-- WHAT THE TASK REQUIRES --
Pictures do not belong in the copy. Return all of the entries exactly.

-- INPUT FOR THIS TASK --
◆ ◆ ◆ ◆

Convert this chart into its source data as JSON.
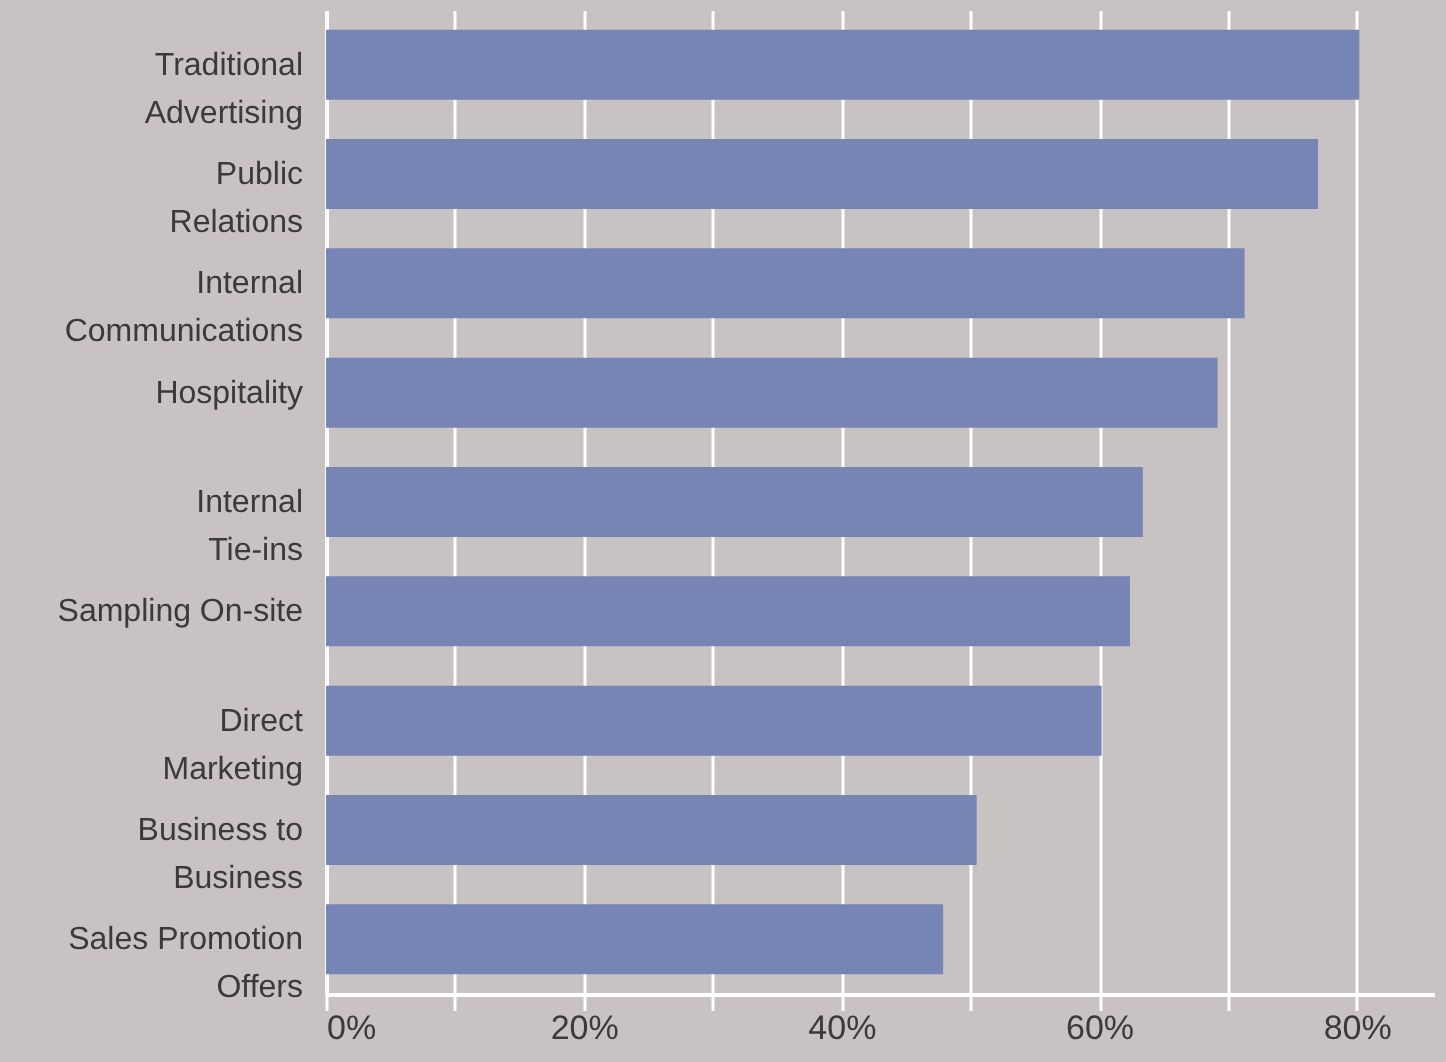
{
  "chart_data": {
    "type": "bar",
    "orientation": "horizontal",
    "categories": [
      "Traditional\nAdvertising",
      "Public\nRelations",
      "Internal\nCommunications",
      "Hospitality",
      "Internal\nTie-ins",
      "Sampling On-site",
      "Direct\nMarketing",
      "Business to\nBusiness",
      "Sales Promotion\nOffers"
    ],
    "values": [
      80.2,
      77,
      71.3,
      69.2,
      63.4,
      62.4,
      60.2,
      50.5,
      47.9
    ],
    "color": "#7685b3",
    "xlim": [
      0,
      86
    ],
    "xticks": [
      {
        "value": 0,
        "label": "0%"
      },
      {
        "value": 10,
        "label": null
      },
      {
        "value": 20,
        "label": "20%"
      },
      {
        "value": 30,
        "label": null
      },
      {
        "value": 40,
        "label": "40%"
      },
      {
        "value": 50,
        "label": null
      },
      {
        "value": 60,
        "label": "60%"
      },
      {
        "value": 70,
        "label": null
      },
      {
        "value": 80,
        "label": "80%"
      }
    ],
    "grid": "x"
  }
}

◆ ◆ ◆ ◆

-- THE RESULT --
Convert this chart into its source data as JSON.
{
  "chart_data": {
    "type": "bar",
    "orientation": "horizontal",
    "categories": [
      "Traditional\nAdvertising",
      "Public\nRelations",
      "Internal\nCommunications",
      "Hospitality",
      "Internal\nTie-ins",
      "Sampling On-site",
      "Direct\nMarketing",
      "Business to\nBusiness",
      "Sales Promotion\nOffers"
    ],
    "values": [
      80.2,
      77,
      71.3,
      69.2,
      63.4,
      62.4,
      60.2,
      50.5,
      47.9
    ],
    "color": "#7685b3",
    "xlim": [
      0,
      86
    ],
    "xticks": [
      {
        "value": 0,
        "label": "0%"
      },
      {
        "value": 10,
        "label": null
      },
      {
        "value": 20,
        "label": "20%"
      },
      {
        "value": 30,
        "label": null
      },
      {
        "value": 40,
        "label": "40%"
      },
      {
        "value": 50,
        "label": null
      },
      {
        "value": 60,
        "label": "60%"
      },
      {
        "value": 70,
        "label": null
      },
      {
        "value": 80,
        "label": "80%"
      }
    ],
    "grid": "x"
  }
}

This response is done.